REQUIREMENT - Check each line for the string "Windows" and give only the count of lines that have it.

═════ EXERCISE MATERIALS ═════

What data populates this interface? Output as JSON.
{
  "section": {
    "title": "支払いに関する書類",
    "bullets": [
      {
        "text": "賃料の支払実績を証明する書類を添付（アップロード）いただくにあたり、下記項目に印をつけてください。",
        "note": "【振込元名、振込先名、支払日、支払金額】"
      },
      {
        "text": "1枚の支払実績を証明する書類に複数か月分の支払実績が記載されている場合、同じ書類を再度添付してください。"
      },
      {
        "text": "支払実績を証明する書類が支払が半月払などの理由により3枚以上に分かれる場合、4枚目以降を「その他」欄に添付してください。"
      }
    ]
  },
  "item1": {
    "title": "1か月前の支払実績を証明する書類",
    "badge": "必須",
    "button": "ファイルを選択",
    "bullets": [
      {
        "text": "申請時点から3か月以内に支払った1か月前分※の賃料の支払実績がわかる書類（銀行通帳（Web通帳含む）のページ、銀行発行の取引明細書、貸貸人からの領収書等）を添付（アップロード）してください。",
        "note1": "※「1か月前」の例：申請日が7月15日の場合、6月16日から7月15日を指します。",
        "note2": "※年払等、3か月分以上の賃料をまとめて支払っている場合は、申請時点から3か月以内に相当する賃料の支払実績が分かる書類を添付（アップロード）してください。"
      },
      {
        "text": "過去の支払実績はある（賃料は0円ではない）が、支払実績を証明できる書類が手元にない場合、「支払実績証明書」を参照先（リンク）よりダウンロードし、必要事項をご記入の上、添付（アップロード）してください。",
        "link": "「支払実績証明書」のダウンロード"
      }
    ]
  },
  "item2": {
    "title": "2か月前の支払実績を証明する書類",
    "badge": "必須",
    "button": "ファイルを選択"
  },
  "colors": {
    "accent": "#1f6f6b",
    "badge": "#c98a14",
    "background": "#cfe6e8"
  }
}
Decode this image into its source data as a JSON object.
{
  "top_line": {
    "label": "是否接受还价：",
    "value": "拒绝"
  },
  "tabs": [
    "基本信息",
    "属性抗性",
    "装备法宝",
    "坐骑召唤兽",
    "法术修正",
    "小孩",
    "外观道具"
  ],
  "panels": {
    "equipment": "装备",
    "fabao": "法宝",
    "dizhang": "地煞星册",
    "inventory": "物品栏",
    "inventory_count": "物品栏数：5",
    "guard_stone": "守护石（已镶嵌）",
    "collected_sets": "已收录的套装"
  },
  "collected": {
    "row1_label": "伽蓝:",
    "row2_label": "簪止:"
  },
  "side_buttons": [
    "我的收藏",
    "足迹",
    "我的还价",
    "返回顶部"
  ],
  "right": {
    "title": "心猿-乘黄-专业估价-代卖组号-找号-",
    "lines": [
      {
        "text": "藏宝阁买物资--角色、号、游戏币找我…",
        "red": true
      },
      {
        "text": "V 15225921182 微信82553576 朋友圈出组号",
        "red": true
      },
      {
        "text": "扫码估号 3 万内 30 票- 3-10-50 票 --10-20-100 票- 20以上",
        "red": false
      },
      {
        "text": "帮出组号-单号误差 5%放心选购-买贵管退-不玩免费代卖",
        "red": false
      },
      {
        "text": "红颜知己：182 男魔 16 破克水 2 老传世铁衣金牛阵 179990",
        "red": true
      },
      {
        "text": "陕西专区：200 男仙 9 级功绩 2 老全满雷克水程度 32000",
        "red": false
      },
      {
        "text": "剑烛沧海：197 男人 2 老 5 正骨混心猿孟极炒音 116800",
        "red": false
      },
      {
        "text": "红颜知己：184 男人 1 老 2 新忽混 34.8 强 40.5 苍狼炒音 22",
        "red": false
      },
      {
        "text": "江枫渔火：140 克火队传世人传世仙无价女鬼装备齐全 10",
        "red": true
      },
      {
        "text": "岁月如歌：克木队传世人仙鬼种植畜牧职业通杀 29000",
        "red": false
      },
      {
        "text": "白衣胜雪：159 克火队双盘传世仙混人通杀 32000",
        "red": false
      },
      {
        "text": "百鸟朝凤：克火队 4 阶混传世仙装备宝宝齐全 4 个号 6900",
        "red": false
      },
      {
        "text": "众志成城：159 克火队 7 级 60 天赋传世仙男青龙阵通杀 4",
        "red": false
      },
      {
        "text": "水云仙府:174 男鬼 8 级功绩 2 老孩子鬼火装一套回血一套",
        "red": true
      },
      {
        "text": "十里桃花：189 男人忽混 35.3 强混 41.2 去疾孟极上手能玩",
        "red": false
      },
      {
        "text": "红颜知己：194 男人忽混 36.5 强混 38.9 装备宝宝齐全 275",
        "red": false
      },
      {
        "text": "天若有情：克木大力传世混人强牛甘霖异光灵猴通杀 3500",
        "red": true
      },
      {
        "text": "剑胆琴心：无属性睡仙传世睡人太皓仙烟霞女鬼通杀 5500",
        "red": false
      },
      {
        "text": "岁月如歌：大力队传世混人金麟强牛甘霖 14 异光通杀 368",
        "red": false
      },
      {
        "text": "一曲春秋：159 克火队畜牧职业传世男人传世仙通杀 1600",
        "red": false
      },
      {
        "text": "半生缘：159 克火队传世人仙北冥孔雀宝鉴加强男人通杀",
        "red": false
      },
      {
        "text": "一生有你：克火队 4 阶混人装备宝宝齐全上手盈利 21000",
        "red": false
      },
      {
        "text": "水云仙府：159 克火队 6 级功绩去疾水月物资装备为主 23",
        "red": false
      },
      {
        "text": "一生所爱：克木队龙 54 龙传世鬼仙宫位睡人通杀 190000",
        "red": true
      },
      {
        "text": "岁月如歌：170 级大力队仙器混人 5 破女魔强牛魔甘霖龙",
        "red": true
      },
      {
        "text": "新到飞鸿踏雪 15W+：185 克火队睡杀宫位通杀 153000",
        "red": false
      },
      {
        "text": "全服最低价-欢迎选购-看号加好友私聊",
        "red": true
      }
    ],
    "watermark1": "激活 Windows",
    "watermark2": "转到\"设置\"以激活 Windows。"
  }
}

═════

EXERCISE ANSWER - 2